>> BEGIN

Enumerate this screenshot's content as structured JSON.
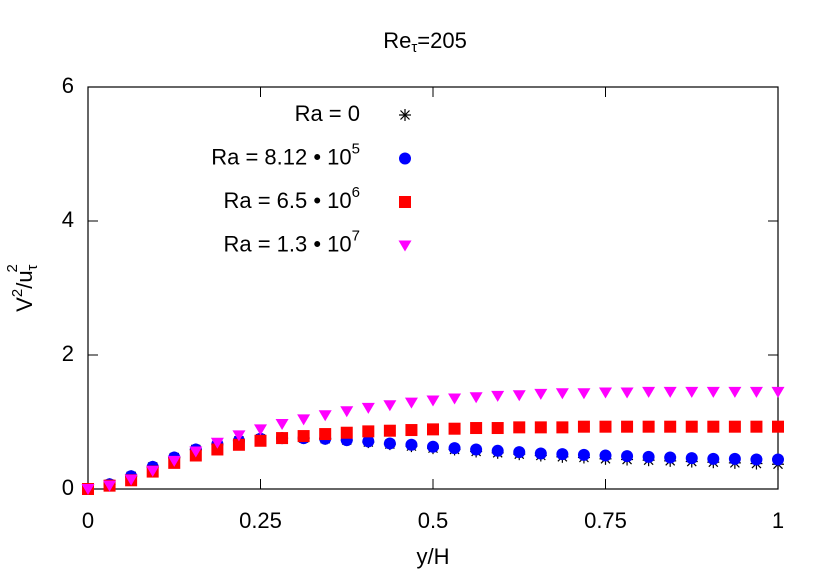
{
  "chart_data": {
    "type": "scatter",
    "title": [
      "Re",
      "τ",
      "=205"
    ],
    "xlabel": "y/H",
    "ylabel": [
      "V",
      "2",
      "/u",
      "τ",
      "2"
    ],
    "x": [
      0,
      0.03125,
      0.0625,
      0.09375,
      0.125,
      0.15625,
      0.1875,
      0.21875,
      0.25,
      0.28125,
      0.3125,
      0.34375,
      0.375,
      0.40625,
      0.4375,
      0.46875,
      0.5,
      0.53125,
      0.5625,
      0.59375,
      0.625,
      0.65625,
      0.6875,
      0.71875,
      0.75,
      0.78125,
      0.8125,
      0.84375,
      0.875,
      0.90625,
      0.9375,
      0.96875,
      1
    ],
    "series": [
      {
        "name": [
          "Ra = 0"
        ],
        "color": "#000000",
        "marker": "star",
        "values": [
          0,
          0.07,
          0.19,
          0.33,
          0.47,
          0.59,
          0.67,
          0.72,
          0.75,
          0.76,
          0.76,
          0.75,
          0.73,
          0.7,
          0.67,
          0.64,
          0.61,
          0.59,
          0.56,
          0.54,
          0.52,
          0.5,
          0.48,
          0.47,
          0.45,
          0.44,
          0.43,
          0.42,
          0.41,
          0.4,
          0.39,
          0.38,
          0.37
        ]
      },
      {
        "name": [
          "Ra = 8.12 • 10",
          "5"
        ],
        "color": "#0000ff",
        "marker": "circle",
        "values": [
          0,
          0.07,
          0.19,
          0.33,
          0.47,
          0.59,
          0.67,
          0.72,
          0.75,
          0.76,
          0.76,
          0.75,
          0.73,
          0.71,
          0.68,
          0.66,
          0.63,
          0.61,
          0.59,
          0.57,
          0.55,
          0.53,
          0.52,
          0.51,
          0.5,
          0.49,
          0.48,
          0.47,
          0.46,
          0.45,
          0.45,
          0.44,
          0.44
        ]
      },
      {
        "name": [
          "Ra = 6.5 • 10",
          "6"
        ],
        "color": "#ff0000",
        "marker": "square",
        "values": [
          0,
          0.05,
          0.13,
          0.26,
          0.39,
          0.5,
          0.59,
          0.66,
          0.72,
          0.76,
          0.79,
          0.82,
          0.84,
          0.86,
          0.87,
          0.88,
          0.89,
          0.9,
          0.91,
          0.91,
          0.92,
          0.92,
          0.92,
          0.93,
          0.93,
          0.93,
          0.93,
          0.93,
          0.93,
          0.93,
          0.93,
          0.93,
          0.93
        ]
      },
      {
        "name": [
          "Ra = 1.3 • 10",
          "7"
        ],
        "color": "#ff00ff",
        "marker": "triangle-down",
        "values": [
          0,
          0.05,
          0.14,
          0.27,
          0.42,
          0.56,
          0.69,
          0.8,
          0.89,
          0.97,
          1.04,
          1.1,
          1.16,
          1.21,
          1.25,
          1.29,
          1.32,
          1.35,
          1.37,
          1.39,
          1.4,
          1.42,
          1.43,
          1.43,
          1.44,
          1.44,
          1.45,
          1.45,
          1.45,
          1.45,
          1.45,
          1.45,
          1.45
        ]
      }
    ],
    "xlim": [
      0,
      1
    ],
    "ylim": [
      0,
      6
    ],
    "xticks": [
      0,
      0.25,
      0.5,
      0.75,
      1
    ],
    "yticks": [
      0,
      2,
      4,
      6
    ],
    "legend": "top"
  }
}
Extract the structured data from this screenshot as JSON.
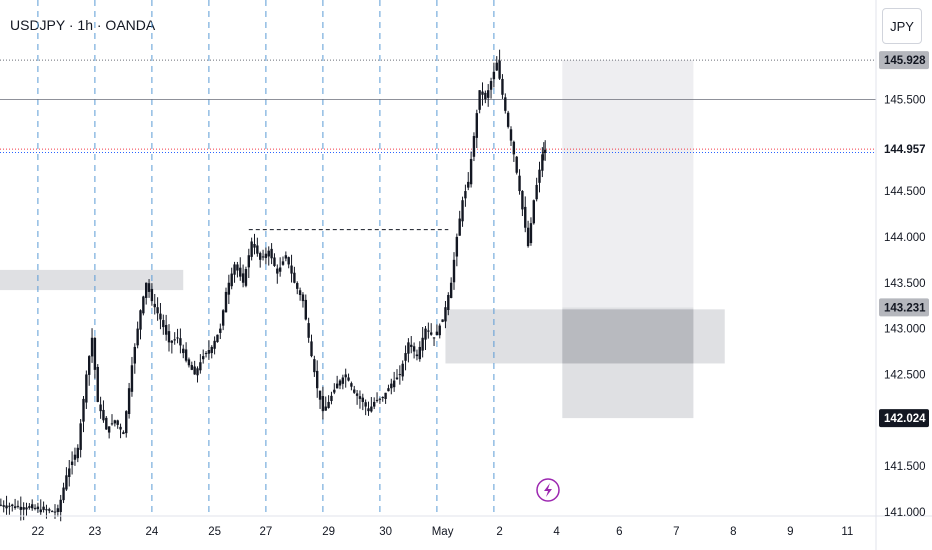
{
  "header": {
    "symbol_title": "USDJPY · 1h · OANDA",
    "currency_button": "JPY"
  },
  "colors": {
    "candle": "#131722",
    "grid_dashed": "#5b9bd5",
    "zone_light": "#dcdde0",
    "zone_lighter": "#ececef",
    "zone_dark": "#b5b7bd",
    "red_line": "#f23645",
    "blue_line": "#2962ff",
    "event_icon": "#9c27b0"
  },
  "price_labels": [
    {
      "label": "145.928",
      "value": 145.928,
      "style": "gray"
    },
    {
      "label": "144.957",
      "value": 144.957,
      "style": "outline"
    },
    {
      "label": "143.231",
      "value": 143.231,
      "style": "gray"
    },
    {
      "label": "142.024",
      "value": 142.024,
      "style": "dark"
    }
  ],
  "event_icon": "lightning-icon",
  "chart_data": {
    "type": "candlestick",
    "title": "USDJPY · 1h · OANDA",
    "ylim": [
      141.0,
      146.3
    ],
    "y_ticks": [
      "145.500",
      "144.500",
      "144.000",
      "143.500",
      "143.000",
      "142.500",
      "141.500",
      "141.000"
    ],
    "x_ticks": [
      "22",
      "23",
      "24",
      "25",
      "27",
      "29",
      "30",
      "May",
      "2",
      "4",
      "6",
      "7",
      "8",
      "9",
      "11"
    ],
    "x_tick_slot": [
      0.7,
      1.7,
      2.7,
      3.8,
      4.7,
      5.8,
      6.8,
      7.8,
      8.8,
      9.8,
      10.9,
      11.9,
      12.9,
      13.9,
      14.9
    ],
    "session_lines_slot": [
      0.7,
      1.7,
      2.7,
      3.7,
      4.7,
      5.7,
      6.7,
      7.7,
      8.7
    ],
    "horizontal_levels": [
      {
        "value": 145.928,
        "style": "dotted"
      },
      {
        "value": 145.5,
        "style": "solid"
      },
      {
        "value": 144.957,
        "style": "red-dotted"
      },
      {
        "value": 144.92,
        "style": "blue-dotted"
      },
      {
        "value": 144.08,
        "style": "black-dashed",
        "from_slot": 4.4,
        "to_slot": 7.9
      }
    ],
    "zones": [
      {
        "name": "left-supply",
        "from_slot": 0.0,
        "to_slot": 3.25,
        "low": 143.42,
        "high": 143.64,
        "shade": "light"
      },
      {
        "name": "demand-zone",
        "from_slot": 7.85,
        "to_slot": 12.75,
        "low": 142.62,
        "high": 143.21,
        "shade": "light"
      },
      {
        "name": "target-box",
        "from_slot": 9.9,
        "to_slot": 12.2,
        "low": 143.231,
        "high": 145.928,
        "shade": "lighter"
      },
      {
        "name": "stop-box",
        "from_slot": 9.9,
        "to_slot": 12.2,
        "low": 142.024,
        "high": 143.231,
        "shade": "light"
      },
      {
        "name": "overlap-box",
        "from_slot": 9.9,
        "to_slot": 12.2,
        "low": 142.62,
        "high": 143.21,
        "shade": "dark"
      }
    ],
    "series": [
      {
        "name": "close",
        "points": [
          [
            0.0,
            141.08
          ],
          [
            0.5,
            141.05
          ],
          [
            1.05,
            141.0
          ],
          [
            1.2,
            141.4
          ],
          [
            1.4,
            141.7
          ],
          [
            1.55,
            142.5
          ],
          [
            1.65,
            142.9
          ],
          [
            1.75,
            142.2
          ],
          [
            1.9,
            141.9
          ],
          [
            2.05,
            142.0
          ],
          [
            2.2,
            141.85
          ],
          [
            2.35,
            142.6
          ],
          [
            2.5,
            143.2
          ],
          [
            2.6,
            143.5
          ],
          [
            2.7,
            143.3
          ],
          [
            2.85,
            143.1
          ],
          [
            3.0,
            142.85
          ],
          [
            3.15,
            142.9
          ],
          [
            3.3,
            142.65
          ],
          [
            3.45,
            142.5
          ],
          [
            3.6,
            142.7
          ],
          [
            3.75,
            142.8
          ],
          [
            3.9,
            143.0
          ],
          [
            4.0,
            143.4
          ],
          [
            4.15,
            143.7
          ],
          [
            4.3,
            143.5
          ],
          [
            4.45,
            143.95
          ],
          [
            4.6,
            143.75
          ],
          [
            4.75,
            143.85
          ],
          [
            4.9,
            143.6
          ],
          [
            5.05,
            143.8
          ],
          [
            5.2,
            143.5
          ],
          [
            5.35,
            143.3
          ],
          [
            5.5,
            142.7
          ],
          [
            5.6,
            142.35
          ],
          [
            5.7,
            142.1
          ],
          [
            5.8,
            142.2
          ],
          [
            5.95,
            142.4
          ],
          [
            6.1,
            142.5
          ],
          [
            6.25,
            142.3
          ],
          [
            6.4,
            142.2
          ],
          [
            6.5,
            142.1
          ],
          [
            6.6,
            142.2
          ],
          [
            6.75,
            142.25
          ],
          [
            6.9,
            142.4
          ],
          [
            7.05,
            142.5
          ],
          [
            7.2,
            142.85
          ],
          [
            7.35,
            142.7
          ],
          [
            7.5,
            143.0
          ],
          [
            7.65,
            142.9
          ],
          [
            7.8,
            143.1
          ],
          [
            7.95,
            143.5
          ],
          [
            8.05,
            144.0
          ],
          [
            8.15,
            144.4
          ],
          [
            8.25,
            144.6
          ],
          [
            8.35,
            145.1
          ],
          [
            8.45,
            145.6
          ],
          [
            8.55,
            145.5
          ],
          [
            8.65,
            145.7
          ],
          [
            8.75,
            145.9
          ],
          [
            8.85,
            145.55
          ],
          [
            8.95,
            145.2
          ],
          [
            9.05,
            144.9
          ],
          [
            9.15,
            144.5
          ],
          [
            9.3,
            143.9
          ],
          [
            9.4,
            144.4
          ],
          [
            9.55,
            144.9
          ],
          [
            9.6,
            144.95
          ]
        ]
      }
    ]
  }
}
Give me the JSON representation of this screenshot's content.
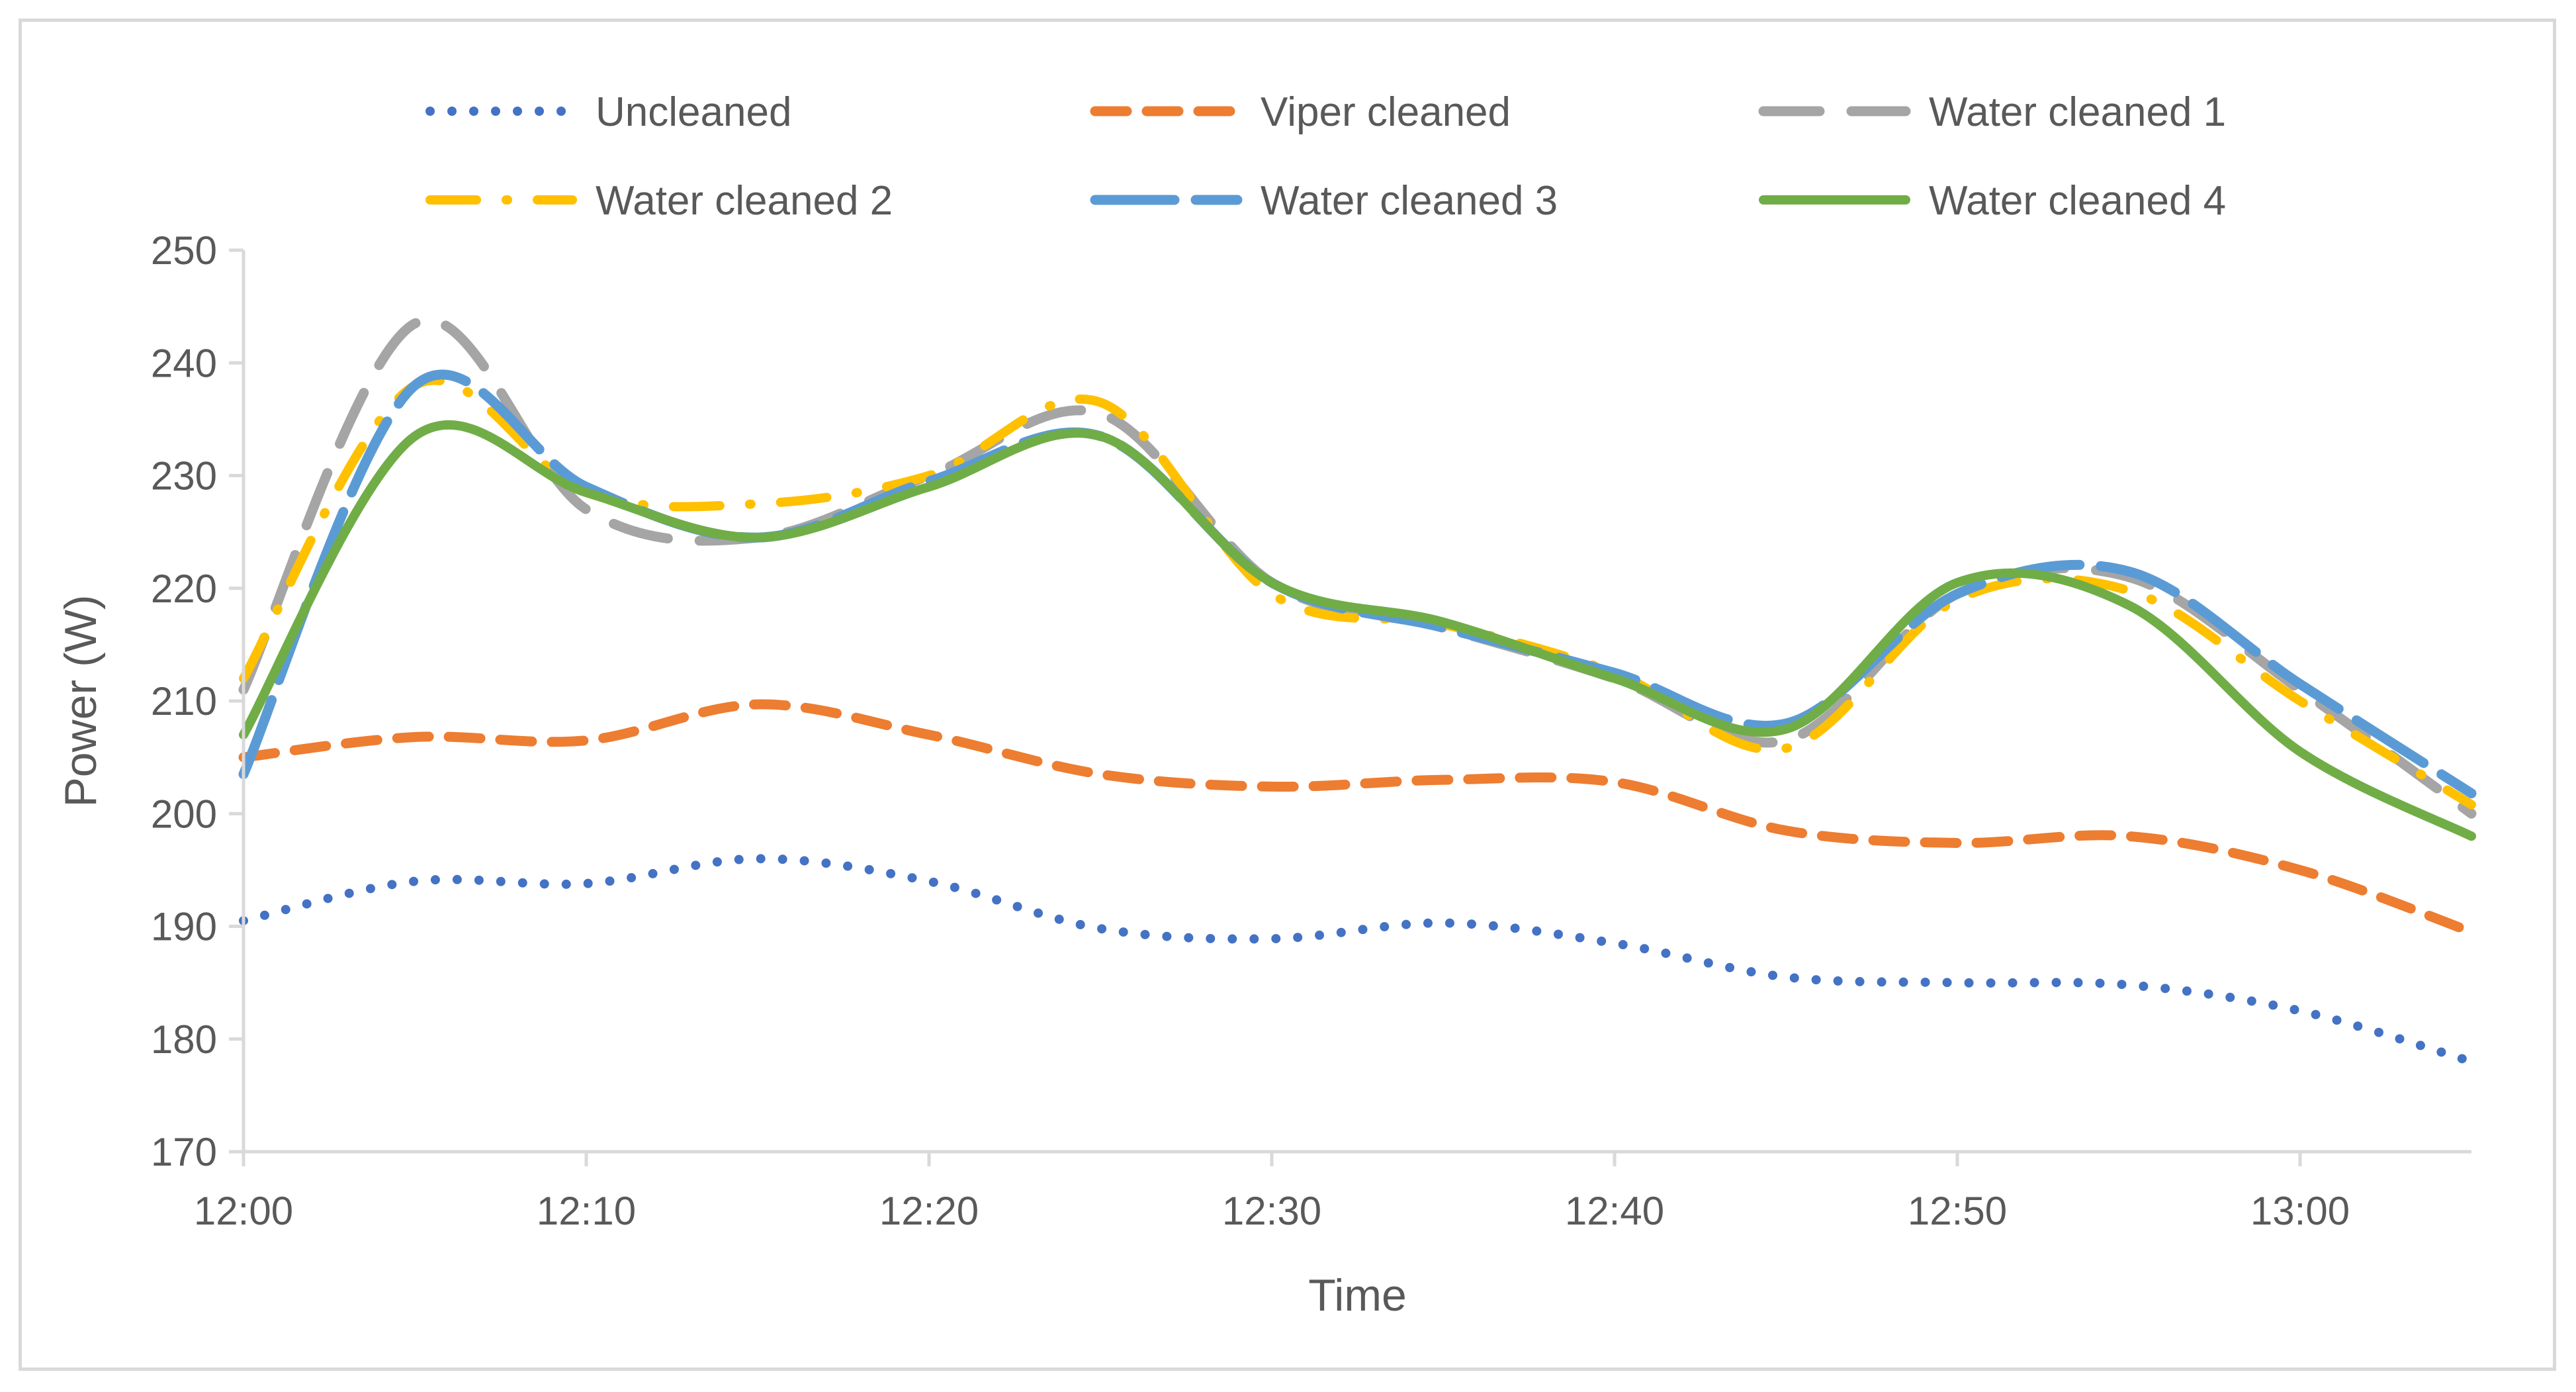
{
  "chart_data": {
    "type": "line",
    "title": "",
    "xlabel": "Time",
    "ylabel": "Power (W)",
    "ylim": [
      170,
      250
    ],
    "yticks": [
      "170",
      "180",
      "190",
      "200",
      "210",
      "220",
      "230",
      "240",
      "250"
    ],
    "xlim": [
      0,
      65
    ],
    "xticks": [
      {
        "value": 0,
        "label": "12:00"
      },
      {
        "value": 10,
        "label": "12:10"
      },
      {
        "value": 20,
        "label": "12:20"
      },
      {
        "value": 30,
        "label": "12:30"
      },
      {
        "value": 40,
        "label": "12:40"
      },
      {
        "value": 50,
        "label": "12:50"
      },
      {
        "value": 60,
        "label": "13:00"
      }
    ],
    "grid": false,
    "legend_position": "top",
    "x": [
      0,
      5,
      10,
      15,
      20,
      25,
      30,
      35,
      40,
      45,
      50,
      55,
      60,
      65
    ],
    "series": [
      {
        "name": "Uncleaned",
        "color": "#4472c4",
        "style": "dotted",
        "values": [
          190.5,
          194,
          193.8,
          196,
          194,
          189.8,
          188.9,
          190.3,
          188.5,
          185.5,
          185,
          184.8,
          182.5,
          178
        ]
      },
      {
        "name": "Viper cleaned",
        "color": "#ed7d31",
        "style": "dashed",
        "values": [
          205,
          206.8,
          206.5,
          209.7,
          207,
          203.5,
          202.4,
          203,
          202.8,
          198.5,
          197.4,
          198,
          195,
          189.5
        ]
      },
      {
        "name": "Water cleaned 1",
        "color": "#a5a5a5",
        "style": "longdash",
        "values": [
          211,
          243.5,
          227,
          224.5,
          230,
          235.5,
          220.5,
          216.5,
          212,
          206.5,
          219.5,
          221,
          211,
          200
        ]
      },
      {
        "name": "Water cleaned 2",
        "color": "#ffc000",
        "style": "dashdot",
        "values": [
          212,
          238,
          228.5,
          227.5,
          230,
          236.5,
          219.5,
          216.8,
          212.5,
          205.8,
          219,
          219.8,
          210,
          200.8
        ]
      },
      {
        "name": "Water cleaned 3",
        "color": "#5b9bd5",
        "style": "solid-thick",
        "values": [
          203.5,
          238,
          229,
          224.5,
          229.5,
          233.5,
          220.5,
          216.5,
          212.5,
          208,
          219.5,
          221.5,
          211.5,
          201.8
        ]
      },
      {
        "name": "Water cleaned 4",
        "color": "#70ad47",
        "style": "solid",
        "values": [
          207,
          233.5,
          228.5,
          224.5,
          229,
          233.5,
          220.5,
          217,
          212,
          207.5,
          220.5,
          218.5,
          205.5,
          198
        ]
      }
    ]
  }
}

>> END

▶ To be done: Search the data for the string "structured" and copy each line where it appears.

▶ Completed task:
Enumerate this screenshot's content as structured JSON.
Extract the structured data from this screenshot as JSON.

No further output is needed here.